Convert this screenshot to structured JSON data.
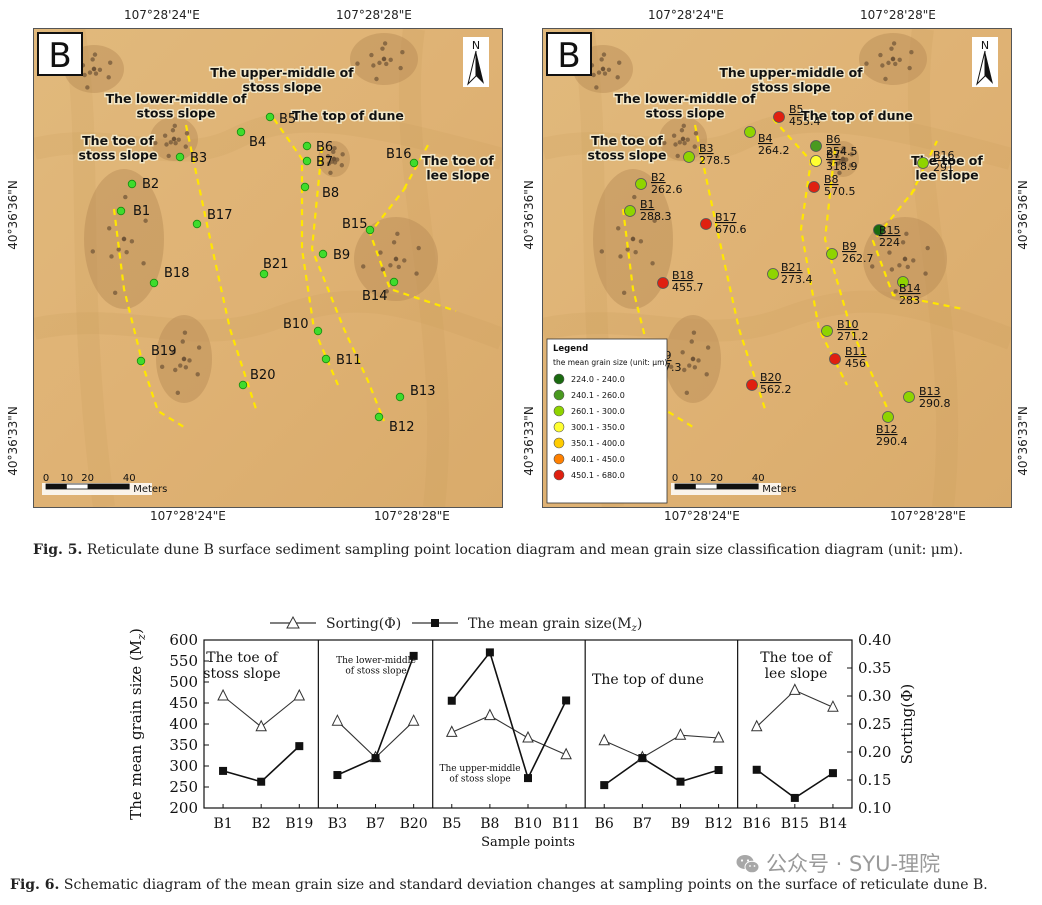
{
  "fig5": {
    "top_lons": [
      "107°28'24\"E",
      "107°28'28\"E"
    ],
    "bottom_lons": [
      "107°28'24\"E",
      "107°28'28\"E"
    ],
    "lats": [
      "40°36'36\"N",
      "40°36'33\"N"
    ],
    "panel_letter": "B",
    "north": "N",
    "scale_ticks": [
      "0",
      "10",
      "20",
      "40"
    ],
    "scale_unit": "Meters",
    "zone_labels": [
      "The toe of\nstoss slope",
      "The lower-middle of\nstoss slope",
      "The upper-middle of\nstoss slope",
      "The top of dune",
      "The toe of\nlee slope"
    ],
    "points": [
      {
        "id": "B1",
        "mz": "288.3",
        "color": "#8fd400"
      },
      {
        "id": "B2",
        "mz": "262.6",
        "color": "#8fd400"
      },
      {
        "id": "B3",
        "mz": "278.5",
        "color": "#8fd400"
      },
      {
        "id": "B4",
        "mz": "264.2",
        "color": "#8fd400"
      },
      {
        "id": "B5",
        "mz": "455.4",
        "color": "#e02010"
      },
      {
        "id": "B6",
        "mz": "254.5",
        "color": "#4a9a20"
      },
      {
        "id": "B7",
        "mz": "318.9",
        "color": "#ffff30"
      },
      {
        "id": "B8",
        "mz": "570.5",
        "color": "#e02010"
      },
      {
        "id": "B9",
        "mz": "262.7",
        "color": "#8fd400"
      },
      {
        "id": "B10",
        "mz": "271.2",
        "color": "#8fd400"
      },
      {
        "id": "B11",
        "mz": "456",
        "color": "#e02010"
      },
      {
        "id": "B12",
        "mz": "290.4",
        "color": "#8fd400"
      },
      {
        "id": "B13",
        "mz": "290.8",
        "color": "#8fd400"
      },
      {
        "id": "B14",
        "mz": "283",
        "color": "#8fd400"
      },
      {
        "id": "B15",
        "mz": "224",
        "color": "#1a6a10"
      },
      {
        "id": "B16",
        "mz": "291",
        "color": "#8fd400"
      },
      {
        "id": "B17",
        "mz": "670.6",
        "color": "#e02010"
      },
      {
        "id": "B18",
        "mz": "455.7",
        "color": "#e02010"
      },
      {
        "id": "B19",
        "mz": "347.3",
        "color": "#ffff30"
      },
      {
        "id": "B20",
        "mz": "562.2",
        "color": "#e02010"
      },
      {
        "id": "B21",
        "mz": "273.4",
        "color": "#8fd400"
      }
    ],
    "legend": {
      "title": "Legend",
      "subtitle": "the mean grain size (unit: μm)",
      "classes": [
        {
          "range": "224.0 - 240.0",
          "color": "#1a6a10"
        },
        {
          "range": "240.1 - 260.0",
          "color": "#4a9a20"
        },
        {
          "range": "260.1 - 300.0",
          "color": "#8fd400"
        },
        {
          "range": "300.1 - 350.0",
          "color": "#ffff30"
        },
        {
          "range": "350.1 - 400.0",
          "color": "#ffcc00"
        },
        {
          "range": "400.1 - 450.0",
          "color": "#ff8000"
        },
        {
          "range": "450.1 - 680.0",
          "color": "#e02010"
        }
      ]
    },
    "caption_label": "Fig. 5.",
    "caption_text": "Reticulate dune B surface sediment sampling point location diagram and mean grain size classification diagram (unit: μm)."
  },
  "fig6": {
    "legend_sorting": "Sorting(Φ)",
    "legend_mz": "The mean grain size(M",
    "legend_mz_sub": "z",
    "legend_mz_end": ")",
    "ylabel_left": "The mean grain size (M",
    "ylabel_left_sub": "z",
    "ylabel_left_end": ")",
    "ylabel_right": "Sorting(Φ)",
    "xlabel": "Sample points",
    "left_ticks": [
      "200",
      "250",
      "300",
      "350",
      "400",
      "450",
      "500",
      "550",
      "600"
    ],
    "right_ticks": [
      "0.10",
      "0.15",
      "0.20",
      "0.25",
      "0.30",
      "0.35",
      "0.40"
    ],
    "group_labels": {
      "toe_stoss": "The toe of\nstoss slope",
      "lower_middle": "The lower-middle\nof stoss slope",
      "upper_middle": "The upper-middle\nof stoss slope",
      "top": "The top of dune",
      "toe_lee": "The toe of\nlee slope"
    },
    "caption_label": "Fig. 6.",
    "caption_text": "Schematic diagram of the mean grain size and standard deviation changes at sampling points on the surface of reticulate dune B."
  },
  "chart_data": {
    "type": "line",
    "categories": [
      "B1",
      "B2",
      "B19",
      "B3",
      "B7",
      "B20",
      "B5",
      "B8",
      "B10",
      "B11",
      "B6",
      "B7",
      "B9",
      "B12",
      "B16",
      "B15",
      "B14"
    ],
    "series": [
      {
        "name": "Sorting(Φ)",
        "axis": "right",
        "marker": "open-triangle",
        "values": [
          0.3,
          0.245,
          0.3,
          0.255,
          0.19,
          0.255,
          0.235,
          0.265,
          0.225,
          0.195,
          0.22,
          0.19,
          0.23,
          0.225,
          0.245,
          0.31,
          0.28
        ]
      },
      {
        "name": "The mean grain size(Mz)",
        "axis": "left",
        "marker": "filled-square",
        "values": [
          288.3,
          262.6,
          347.3,
          278.5,
          318.9,
          562.2,
          455.4,
          570.5,
          271.2,
          456,
          254.5,
          318.9,
          262.7,
          290.4,
          291,
          224,
          283
        ]
      }
    ],
    "ylim": [
      200,
      600
    ],
    "y2lim": [
      0.1,
      0.4
    ],
    "group_breaks_after": [
      2,
      5,
      9,
      13
    ],
    "xlabel": "Sample points",
    "ylabel": "The mean grain size (Mz)",
    "y2label": "Sorting(Φ)",
    "grid": false,
    "legend_position": "top"
  },
  "watermark": "公众号 · SYU-理院"
}
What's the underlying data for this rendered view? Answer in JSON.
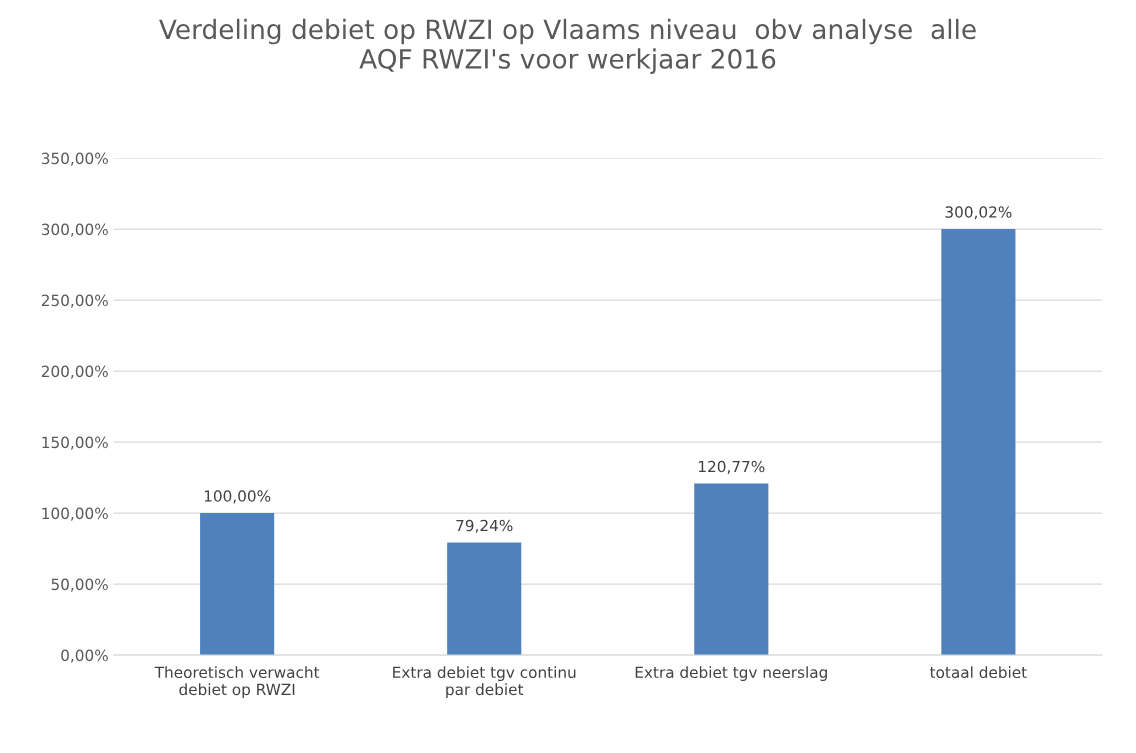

★ ★ ★ ★

◆ **Stated exercise**:
Omit the pictures. Transcribe every record exactly.

◆ **Task response**:
Convert this screenshot to structured JSON data.
{
  "fig5": {
    "top_lons": [
      "107°28'24\"E",
      "107°28'28\"E"
    ],
    "bottom_lons": [
      "107°28'24\"E",
      "107°28'28\"E"
    ],
    "lats": [
      "40°36'36\"N",
      "40°36'33\"N"
    ],
    "panel_letter": "B",
    "north": "N",
    "scale_ticks": [
      "0",
      "10",
      "20",
      "40"
    ],
    "scale_unit": "Meters",
    "zone_labels": [
      "The toe of\nstoss slope",
      "The lower-middle of\nstoss slope",
      "The upper-middle of\nstoss slope",
      "The top of dune",
      "The toe of\nlee slope"
    ],
    "points": [
      {
        "id": "B1",
        "mz": "288.3",
        "color": "#8fd400"
      },
      {
        "id": "B2",
        "mz": "262.6",
        "color": "#8fd400"
      },
      {
        "id": "B3",
        "mz": "278.5",
        "color": "#8fd400"
      },
      {
        "id": "B4",
        "mz": "264.2",
        "color": "#8fd400"
      },
      {
        "id": "B5",
        "mz": "455.4",
        "color": "#e02010"
      },
      {
        "id": "B6",
        "mz": "254.5",
        "color": "#4a9a20"
      },
      {
        "id": "B7",
        "mz": "318.9",
        "color": "#ffff30"
      },
      {
        "id": "B8",
        "mz": "570.5",
        "color": "#e02010"
      },
      {
        "id": "B9",
        "mz": "262.7",
        "color": "#8fd400"
      },
      {
        "id": "B10",
        "mz": "271.2",
        "color": "#8fd400"
      },
      {
        "id": "B11",
        "mz": "456",
        "color": "#e02010"
      },
      {
        "id": "B12",
        "mz": "290.4",
        "color": "#8fd400"
      },
      {
        "id": "B13",
        "mz": "290.8",
        "color": "#8fd400"
      },
      {
        "id": "B14",
        "mz": "283",
        "color": "#8fd400"
      },
      {
        "id": "B15",
        "mz": "224",
        "color": "#1a6a10"
      },
      {
        "id": "B16",
        "mz": "291",
        "color": "#8fd400"
      },
      {
        "id": "B17",
        "mz": "670.6",
        "color": "#e02010"
      },
      {
        "id": "B18",
        "mz": "455.7",
        "color": "#e02010"
      },
      {
        "id": "B19",
        "mz": "347.3",
        "color": "#ffff30"
      },
      {
        "id": "B20",
        "mz": "562.2",
        "color": "#e02010"
      },
      {
        "id": "B21",
        "mz": "273.4",
        "color": "#8fd400"
      }
    ],
    "legend": {
      "title": "Legend",
      "subtitle": "the mean grain size (unit: μm)",
      "classes": [
        {
          "range": "224.0 - 240.0",
          "color": "#1a6a10"
        },
        {
          "range": "240.1 - 260.0",
          "color": "#4a9a20"
        },
        {
          "range": "260.1 - 300.0",
          "color": "#8fd400"
        },
        {
          "range": "300.1 - 350.0",
          "color": "#ffff30"
        },
        {
          "range": "350.1 - 400.0",
          "color": "#ffcc00"
        },
        {
          "range": "400.1 - 450.0",
          "color": "#ff8000"
        },
        {
          "range": "450.1 - 680.0",
          "color": "#e02010"
        }
      ]
    },
    "caption_label": "Fig. 5.",
    "caption_text": "Reticulate dune B surface sediment sampling point location diagram and mean grain size classification diagram (unit: μm)."
  },
  "fig6": {
    "legend_sorting": "Sorting(Φ)",
    "legend_mz": "The mean grain size(M",
    "legend_mz_sub": "z",
    "legend_mz_end": ")",
    "ylabel_left": "The mean grain size (M",
    "ylabel_left_sub": "z",
    "ylabel_left_end": ")",
    "ylabel_right": "Sorting(Φ)",
    "xlabel": "Sample points",
    "left_ticks": [
      "200",
      "250",
      "300",
      "350",
      "400",
      "450",
      "500",
      "550",
      "600"
    ],
    "right_ticks": [
      "0.10",
      "0.15",
      "0.20",
      "0.25",
      "0.30",
      "0.35",
      "0.40"
    ],
    "group_labels": {
      "toe_stoss": "The toe of\nstoss slope",
      "lower_middle": "The lower-middle\nof stoss slope",
      "upper_middle": "The upper-middle\nof stoss slope",
      "top": "The top of dune",
      "toe_lee": "The toe of\nlee slope"
    },
    "caption_label": "Fig. 6.",
    "caption_text": "Schematic diagram of the mean grain size and standard deviation changes at sampling points on the surface of reticulate dune B."
  },
  "chart_data": {
    "type": "line",
    "categories": [
      "B1",
      "B2",
      "B19",
      "B3",
      "B7",
      "B20",
      "B5",
      "B8",
      "B10",
      "B11",
      "B6",
      "B7",
      "B9",
      "B12",
      "B16",
      "B15",
      "B14"
    ],
    "series": [
      {
        "name": "Sorting(Φ)",
        "axis": "right",
        "marker": "open-triangle",
        "values": [
          0.3,
          0.245,
          0.3,
          0.255,
          0.19,
          0.255,
          0.235,
          0.265,
          0.225,
          0.195,
          0.22,
          0.19,
          0.23,
          0.225,
          0.245,
          0.31,
          0.28
        ]
      },
      {
        "name": "The mean grain size(Mz)",
        "axis": "left",
        "marker": "filled-square",
        "values": [
          288.3,
          262.6,
          347.3,
          278.5,
          318.9,
          562.2,
          455.4,
          570.5,
          271.2,
          456,
          254.5,
          318.9,
          262.7,
          290.4,
          291,
          224,
          283
        ]
      }
    ],
    "ylim": [
      200,
      600
    ],
    "y2lim": [
      0.1,
      0.4
    ],
    "group_breaks_after": [
      2,
      5,
      9,
      13
    ],
    "xlabel": "Sample points",
    "ylabel": "The mean grain size (Mz)",
    "y2label": "Sorting(Φ)",
    "grid": false,
    "legend_position": "top"
  },
  "watermark": "公众号 · SYU-理院"
}
What's the underlying data for this rendered view? Answer in JSON.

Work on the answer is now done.